ÜLKENİN birinde her şeyin iyi gittiği zannediliyormuş... Halkın çoğunun hayatından memnun olduğu belirtiliyormuş ama muzır gazeteciler hep tersini yazıyorlarmış...
Hele bir gazeteci varmış ki, Başbakan’ın "ak" dediğine "kara" diyor, onu ifrit ediyormuş...
Mesela Başbakan "Sevgili hanım kardeşlerim, bir başbakan olarak konuşmuyorum, bir dertli kardeşiniz olarak konuşuyorum. Düşmanlarımız, nüfus kontrolü ile milletimizin kökünü kazımak istiyorlar. Her bir kadınımız en az üç çocuk yapmalı. Çocuk berekettir. Onu da bilmeniz lazım. Benim dört çocuğum var. Memnunum. Keşke beş-altı tane olsaydı. Hepsi de bereketiyle geldi" dedikçe, hınzır gazeteci kıs kıs gülüyor, Başbakan’ı daha da sinirlendiriyormuş...

=====

Görev tanımı
Başbakan ile gazeteci hakkındaki metinden "ÜLKENİN birinde her" ile başlayıp "onu ifrit ediyormuş..." ifadesine kadar süren bölümü hiç değiştirmeden yazın.

=====

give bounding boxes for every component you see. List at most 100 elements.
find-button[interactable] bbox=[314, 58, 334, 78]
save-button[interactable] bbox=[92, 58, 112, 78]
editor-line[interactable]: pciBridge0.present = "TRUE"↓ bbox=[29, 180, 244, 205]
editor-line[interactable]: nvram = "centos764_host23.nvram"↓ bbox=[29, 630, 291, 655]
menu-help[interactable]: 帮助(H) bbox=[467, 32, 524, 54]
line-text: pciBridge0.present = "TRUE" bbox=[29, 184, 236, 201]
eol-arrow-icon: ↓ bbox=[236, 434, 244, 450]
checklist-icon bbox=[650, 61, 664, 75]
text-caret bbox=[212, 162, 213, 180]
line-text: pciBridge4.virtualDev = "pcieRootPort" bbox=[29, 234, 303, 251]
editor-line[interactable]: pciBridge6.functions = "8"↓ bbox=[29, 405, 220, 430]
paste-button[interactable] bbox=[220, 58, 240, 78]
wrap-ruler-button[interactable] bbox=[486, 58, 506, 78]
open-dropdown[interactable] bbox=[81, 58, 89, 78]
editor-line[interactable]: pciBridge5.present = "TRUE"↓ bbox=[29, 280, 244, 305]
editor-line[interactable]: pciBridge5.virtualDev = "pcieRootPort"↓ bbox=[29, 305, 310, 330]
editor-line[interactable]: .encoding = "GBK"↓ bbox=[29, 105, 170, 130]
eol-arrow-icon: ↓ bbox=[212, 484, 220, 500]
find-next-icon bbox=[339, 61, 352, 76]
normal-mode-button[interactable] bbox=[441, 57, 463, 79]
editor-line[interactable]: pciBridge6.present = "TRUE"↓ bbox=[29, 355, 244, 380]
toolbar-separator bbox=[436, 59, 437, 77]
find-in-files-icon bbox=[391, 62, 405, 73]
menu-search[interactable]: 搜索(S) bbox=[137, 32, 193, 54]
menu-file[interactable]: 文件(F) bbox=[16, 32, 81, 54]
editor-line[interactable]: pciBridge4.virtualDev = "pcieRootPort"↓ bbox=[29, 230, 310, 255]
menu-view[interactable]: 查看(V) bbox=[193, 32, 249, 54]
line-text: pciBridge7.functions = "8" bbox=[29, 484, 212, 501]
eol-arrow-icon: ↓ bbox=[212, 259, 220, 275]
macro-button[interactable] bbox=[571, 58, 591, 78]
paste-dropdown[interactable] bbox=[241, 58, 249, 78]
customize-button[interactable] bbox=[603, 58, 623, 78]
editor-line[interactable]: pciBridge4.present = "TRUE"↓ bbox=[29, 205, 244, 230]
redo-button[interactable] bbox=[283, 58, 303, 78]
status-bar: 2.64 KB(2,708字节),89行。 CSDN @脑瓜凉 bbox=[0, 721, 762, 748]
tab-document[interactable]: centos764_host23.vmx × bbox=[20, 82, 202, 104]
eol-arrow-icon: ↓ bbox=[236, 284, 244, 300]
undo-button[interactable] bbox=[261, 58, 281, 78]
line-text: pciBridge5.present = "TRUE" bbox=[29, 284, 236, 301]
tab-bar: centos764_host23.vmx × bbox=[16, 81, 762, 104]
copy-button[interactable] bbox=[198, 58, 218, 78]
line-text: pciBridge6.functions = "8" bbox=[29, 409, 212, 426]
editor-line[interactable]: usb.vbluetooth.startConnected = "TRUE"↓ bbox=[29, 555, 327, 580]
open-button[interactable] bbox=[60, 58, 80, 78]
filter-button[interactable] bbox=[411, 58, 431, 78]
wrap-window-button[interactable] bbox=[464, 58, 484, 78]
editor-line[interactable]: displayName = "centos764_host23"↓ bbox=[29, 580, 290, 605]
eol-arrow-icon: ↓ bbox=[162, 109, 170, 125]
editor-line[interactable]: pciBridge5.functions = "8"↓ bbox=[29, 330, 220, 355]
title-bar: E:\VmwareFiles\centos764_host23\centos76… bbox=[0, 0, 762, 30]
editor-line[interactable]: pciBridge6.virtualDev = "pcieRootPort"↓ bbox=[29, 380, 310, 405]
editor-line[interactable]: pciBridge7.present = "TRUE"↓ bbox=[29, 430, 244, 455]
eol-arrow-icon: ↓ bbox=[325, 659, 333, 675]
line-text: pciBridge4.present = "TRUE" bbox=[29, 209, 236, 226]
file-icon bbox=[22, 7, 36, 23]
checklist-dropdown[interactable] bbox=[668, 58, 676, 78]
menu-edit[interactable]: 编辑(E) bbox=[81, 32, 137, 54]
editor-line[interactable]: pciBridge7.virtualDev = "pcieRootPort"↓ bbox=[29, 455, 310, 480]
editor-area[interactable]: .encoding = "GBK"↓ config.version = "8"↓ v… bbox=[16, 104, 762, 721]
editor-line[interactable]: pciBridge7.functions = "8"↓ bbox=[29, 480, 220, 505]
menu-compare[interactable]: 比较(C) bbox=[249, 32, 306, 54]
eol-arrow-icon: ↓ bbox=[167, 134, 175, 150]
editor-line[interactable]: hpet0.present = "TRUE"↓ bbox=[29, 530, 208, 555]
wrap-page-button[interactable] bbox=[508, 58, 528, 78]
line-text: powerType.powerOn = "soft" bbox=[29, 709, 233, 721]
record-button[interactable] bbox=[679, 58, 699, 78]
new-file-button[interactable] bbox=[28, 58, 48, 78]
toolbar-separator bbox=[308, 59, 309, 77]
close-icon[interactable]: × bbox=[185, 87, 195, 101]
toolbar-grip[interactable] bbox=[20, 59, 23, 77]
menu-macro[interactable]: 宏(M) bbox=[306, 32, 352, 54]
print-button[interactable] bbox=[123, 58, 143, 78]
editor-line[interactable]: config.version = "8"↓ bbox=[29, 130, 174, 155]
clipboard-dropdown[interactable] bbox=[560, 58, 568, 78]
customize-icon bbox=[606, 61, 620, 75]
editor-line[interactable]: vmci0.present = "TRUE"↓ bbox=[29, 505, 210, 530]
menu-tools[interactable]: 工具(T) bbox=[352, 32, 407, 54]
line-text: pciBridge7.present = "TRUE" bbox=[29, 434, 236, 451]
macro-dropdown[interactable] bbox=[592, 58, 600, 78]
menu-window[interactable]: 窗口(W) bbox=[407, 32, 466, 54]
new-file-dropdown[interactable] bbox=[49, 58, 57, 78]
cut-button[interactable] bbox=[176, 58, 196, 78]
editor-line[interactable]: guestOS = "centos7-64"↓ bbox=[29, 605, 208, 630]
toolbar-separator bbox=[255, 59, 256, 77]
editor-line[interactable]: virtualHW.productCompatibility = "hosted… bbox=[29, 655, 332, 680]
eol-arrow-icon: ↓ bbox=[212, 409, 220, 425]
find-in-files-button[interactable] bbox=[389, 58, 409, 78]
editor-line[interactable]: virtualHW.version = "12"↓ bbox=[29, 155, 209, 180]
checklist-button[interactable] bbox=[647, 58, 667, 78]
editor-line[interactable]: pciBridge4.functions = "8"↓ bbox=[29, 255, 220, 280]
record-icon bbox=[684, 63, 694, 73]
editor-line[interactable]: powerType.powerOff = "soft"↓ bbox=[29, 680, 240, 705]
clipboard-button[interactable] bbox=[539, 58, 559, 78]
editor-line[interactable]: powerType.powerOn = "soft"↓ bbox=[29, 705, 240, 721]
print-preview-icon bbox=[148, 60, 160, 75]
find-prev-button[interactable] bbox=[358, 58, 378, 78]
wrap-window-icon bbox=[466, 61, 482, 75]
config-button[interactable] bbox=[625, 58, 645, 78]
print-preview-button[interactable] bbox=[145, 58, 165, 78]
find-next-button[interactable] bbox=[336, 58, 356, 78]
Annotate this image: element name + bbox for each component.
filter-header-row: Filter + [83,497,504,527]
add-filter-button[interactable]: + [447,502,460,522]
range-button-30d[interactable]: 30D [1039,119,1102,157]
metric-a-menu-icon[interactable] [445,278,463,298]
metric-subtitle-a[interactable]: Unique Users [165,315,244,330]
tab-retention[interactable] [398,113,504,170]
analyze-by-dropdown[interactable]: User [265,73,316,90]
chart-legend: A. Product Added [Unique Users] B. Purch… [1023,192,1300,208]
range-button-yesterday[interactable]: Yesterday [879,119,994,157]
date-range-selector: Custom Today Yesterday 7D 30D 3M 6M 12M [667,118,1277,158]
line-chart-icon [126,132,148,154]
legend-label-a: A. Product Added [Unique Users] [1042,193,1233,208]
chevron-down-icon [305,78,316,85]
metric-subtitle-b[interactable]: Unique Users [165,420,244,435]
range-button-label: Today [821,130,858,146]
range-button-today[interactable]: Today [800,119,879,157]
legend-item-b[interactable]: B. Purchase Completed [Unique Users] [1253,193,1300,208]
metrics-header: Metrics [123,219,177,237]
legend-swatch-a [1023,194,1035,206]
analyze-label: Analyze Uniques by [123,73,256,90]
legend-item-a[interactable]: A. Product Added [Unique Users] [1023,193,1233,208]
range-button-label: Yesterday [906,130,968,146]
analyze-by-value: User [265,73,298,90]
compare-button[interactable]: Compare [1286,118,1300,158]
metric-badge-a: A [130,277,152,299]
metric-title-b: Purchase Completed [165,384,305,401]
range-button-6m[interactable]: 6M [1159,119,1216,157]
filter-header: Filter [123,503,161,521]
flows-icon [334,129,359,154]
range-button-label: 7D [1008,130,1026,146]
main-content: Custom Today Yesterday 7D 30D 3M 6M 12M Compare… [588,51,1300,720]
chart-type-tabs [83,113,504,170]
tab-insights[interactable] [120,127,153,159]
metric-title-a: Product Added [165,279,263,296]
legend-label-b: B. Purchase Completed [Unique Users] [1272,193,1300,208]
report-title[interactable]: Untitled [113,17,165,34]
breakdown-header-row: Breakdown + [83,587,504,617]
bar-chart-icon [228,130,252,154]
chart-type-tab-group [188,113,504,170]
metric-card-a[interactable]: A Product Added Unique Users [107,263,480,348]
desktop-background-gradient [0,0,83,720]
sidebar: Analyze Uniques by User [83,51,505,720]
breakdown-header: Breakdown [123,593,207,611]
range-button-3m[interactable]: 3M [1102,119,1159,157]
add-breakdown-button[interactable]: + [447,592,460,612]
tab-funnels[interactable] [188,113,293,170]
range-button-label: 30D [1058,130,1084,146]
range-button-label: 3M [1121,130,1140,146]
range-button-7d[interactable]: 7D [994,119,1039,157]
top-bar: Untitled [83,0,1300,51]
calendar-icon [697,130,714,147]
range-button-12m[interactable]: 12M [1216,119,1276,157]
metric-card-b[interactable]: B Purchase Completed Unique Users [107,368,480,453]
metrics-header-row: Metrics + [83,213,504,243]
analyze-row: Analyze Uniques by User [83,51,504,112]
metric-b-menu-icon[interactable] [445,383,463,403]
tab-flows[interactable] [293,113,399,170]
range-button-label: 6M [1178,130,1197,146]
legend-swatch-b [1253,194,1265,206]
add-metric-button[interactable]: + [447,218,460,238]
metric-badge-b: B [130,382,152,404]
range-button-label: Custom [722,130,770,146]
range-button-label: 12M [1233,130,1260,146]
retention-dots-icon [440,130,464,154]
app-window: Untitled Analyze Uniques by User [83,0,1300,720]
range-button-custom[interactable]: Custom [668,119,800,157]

=====

Görev çıktısı
ÜLKENİN birinde her şeyin iyi gittiği zannediliyormuş... Halkın çoğunun hayatından memnun olduğu belirtiliyormuş ama muzır gazeteciler hep tersini yazıyorlarmış...
Hele bir gazeteci varmış ki, Başbakan’ın "ak" dediğine "kara" diyor, onu ifrit ediyormuş...